- Instructions for the task:
Omit every picture while repeating the entries exactly.

Stored entries:

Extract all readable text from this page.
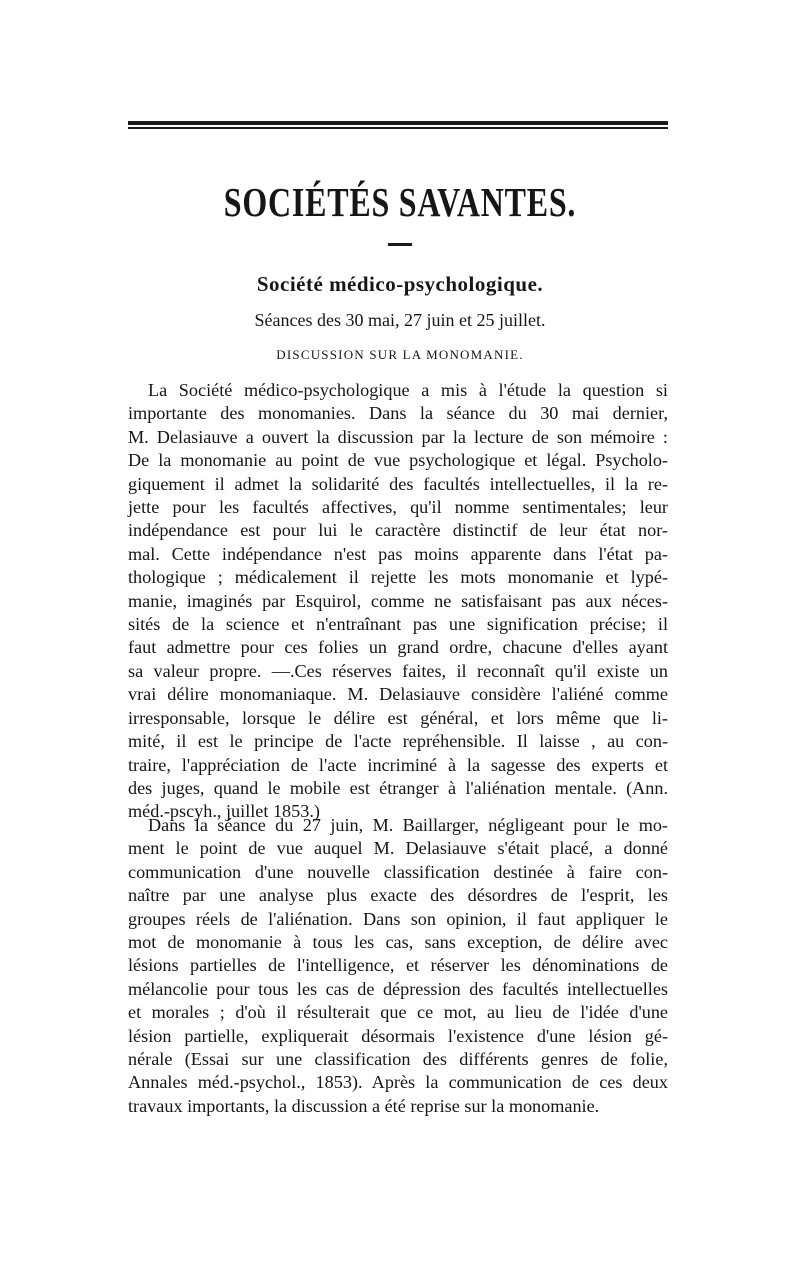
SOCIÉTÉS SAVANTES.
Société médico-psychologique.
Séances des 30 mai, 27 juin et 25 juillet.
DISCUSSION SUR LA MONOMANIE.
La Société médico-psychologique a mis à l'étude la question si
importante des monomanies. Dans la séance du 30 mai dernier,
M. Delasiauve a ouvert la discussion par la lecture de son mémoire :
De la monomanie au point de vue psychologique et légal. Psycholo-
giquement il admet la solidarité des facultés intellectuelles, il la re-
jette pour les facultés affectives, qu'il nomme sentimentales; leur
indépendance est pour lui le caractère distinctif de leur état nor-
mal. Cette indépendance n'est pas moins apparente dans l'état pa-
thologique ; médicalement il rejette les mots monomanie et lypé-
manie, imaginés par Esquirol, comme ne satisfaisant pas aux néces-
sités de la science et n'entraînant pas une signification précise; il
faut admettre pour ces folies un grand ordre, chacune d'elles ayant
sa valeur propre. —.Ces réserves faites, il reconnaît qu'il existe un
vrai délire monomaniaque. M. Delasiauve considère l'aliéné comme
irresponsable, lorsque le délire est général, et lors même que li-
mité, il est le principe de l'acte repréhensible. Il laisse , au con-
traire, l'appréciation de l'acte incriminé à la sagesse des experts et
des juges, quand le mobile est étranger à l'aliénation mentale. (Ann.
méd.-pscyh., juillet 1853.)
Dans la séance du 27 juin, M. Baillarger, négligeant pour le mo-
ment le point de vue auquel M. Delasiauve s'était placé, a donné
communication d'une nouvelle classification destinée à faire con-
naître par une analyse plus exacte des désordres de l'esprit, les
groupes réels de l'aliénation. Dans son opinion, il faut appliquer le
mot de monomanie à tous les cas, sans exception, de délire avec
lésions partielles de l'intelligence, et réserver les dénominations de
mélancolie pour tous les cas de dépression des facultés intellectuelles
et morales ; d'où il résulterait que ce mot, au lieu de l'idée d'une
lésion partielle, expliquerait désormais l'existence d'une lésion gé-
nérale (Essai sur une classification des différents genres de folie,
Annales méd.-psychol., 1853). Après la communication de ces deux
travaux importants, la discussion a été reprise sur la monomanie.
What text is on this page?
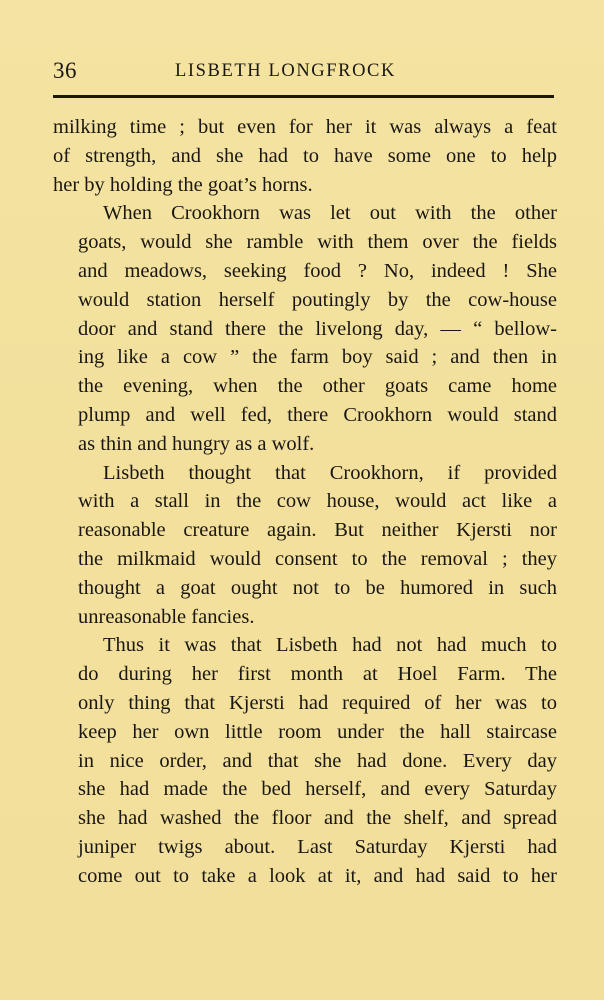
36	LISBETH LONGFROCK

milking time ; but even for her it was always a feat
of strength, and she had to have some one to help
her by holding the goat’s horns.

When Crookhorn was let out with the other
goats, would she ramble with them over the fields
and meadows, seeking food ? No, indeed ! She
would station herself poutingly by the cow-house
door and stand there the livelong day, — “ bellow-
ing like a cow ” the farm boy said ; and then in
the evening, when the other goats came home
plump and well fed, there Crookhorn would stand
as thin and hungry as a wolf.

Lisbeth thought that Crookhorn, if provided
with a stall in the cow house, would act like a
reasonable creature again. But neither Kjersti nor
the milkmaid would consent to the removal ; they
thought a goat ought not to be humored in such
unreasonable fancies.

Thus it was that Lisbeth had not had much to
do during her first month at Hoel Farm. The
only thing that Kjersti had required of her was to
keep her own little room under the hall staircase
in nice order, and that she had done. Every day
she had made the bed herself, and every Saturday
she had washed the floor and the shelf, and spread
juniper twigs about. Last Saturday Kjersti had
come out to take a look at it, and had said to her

- Expected answer:
Extract all readable text from this page.
SOCIÉTÉS SAVANTES.
Société médico-psychologique.
Séances des 30 mai, 27 juin et 25 juillet.
DISCUSSION SUR LA MONOMANIE.
La Société médico-psychologique a mis à l'étude la question si
importante des monomanies. Dans la séance du 30 mai dernier,
M. Delasiauve a ouvert la discussion par la lecture de son mémoire :
De la monomanie au point de vue psychologique et légal. Psycholo-
giquement il admet la solidarité des facultés intellectuelles, il la re-
jette pour les facultés affectives, qu'il nomme sentimentales; leur
indépendance est pour lui le caractère distinctif de leur état nor-
mal. Cette indépendance n'est pas moins apparente dans l'état pa-
thologique ; médicalement il rejette les mots monomanie et lypé-
manie, imaginés par Esquirol, comme ne satisfaisant pas aux néces-
sités de la science et n'entraînant pas une signification précise; il
faut admettre pour ces folies un grand ordre, chacune d'elles ayant
sa valeur propre. —.Ces réserves faites, il reconnaît qu'il existe un
vrai délire monomaniaque. M. Delasiauve considère l'aliéné comme
irresponsable, lorsque le délire est général, et lors même que li-
mité, il est le principe de l'acte repréhensible. Il laisse , au con-
traire, l'appréciation de l'acte incriminé à la sagesse des experts et
des juges, quand le mobile est étranger à l'aliénation mentale. (Ann.
méd.-pscyh., juillet 1853.)
Dans la séance du 27 juin, M. Baillarger, négligeant pour le mo-
ment le point de vue auquel M. Delasiauve s'était placé, a donné
communication d'une nouvelle classification destinée à faire con-
naître par une analyse plus exacte des désordres de l'esprit, les
groupes réels de l'aliénation. Dans son opinion, il faut appliquer le
mot de monomanie à tous les cas, sans exception, de délire avec
lésions partielles de l'intelligence, et réserver les dénominations de
mélancolie pour tous les cas de dépression des facultés intellectuelles
et morales ; d'où il résulterait que ce mot, au lieu de l'idée d'une
lésion partielle, expliquerait désormais l'existence d'une lésion gé-
nérale (Essai sur une classification des différents genres de folie,
Annales méd.-psychol., 1853). Après la communication de ces deux
travaux importants, la discussion a été reprise sur la monomanie.
What text is on this page?
36	LISBETH LONGFROCK

milking time ; but even for her it was always a feat
of strength, and she had to have some one to help
her by holding the goat’s horns.

When Crookhorn was let out with the other
goats, would she ramble with them over the fields
and meadows, seeking food ? No, indeed ! She
would station herself poutingly by the cow-house
door and stand there the livelong day, — “ bellow-
ing like a cow ” the farm boy said ; and then in
the evening, when the other goats came home
plump and well fed, there Crookhorn would stand
as thin and hungry as a wolf.

Lisbeth thought that Crookhorn, if provided
with a stall in the cow house, would act like a
reasonable creature again. But neither Kjersti nor
the milkmaid would consent to the removal ; they
thought a goat ought not to be humored in such
unreasonable fancies.

Thus it was that Lisbeth had not had much to
do during her first month at Hoel Farm. The
only thing that Kjersti had required of her was to
keep her own little room under the hall staircase
in nice order, and that she had done. Every day
she had made the bed herself, and every Saturday
she had washed the floor and the shelf, and spread
juniper twigs about. Last Saturday Kjersti had
come out to take a look at it, and had said to her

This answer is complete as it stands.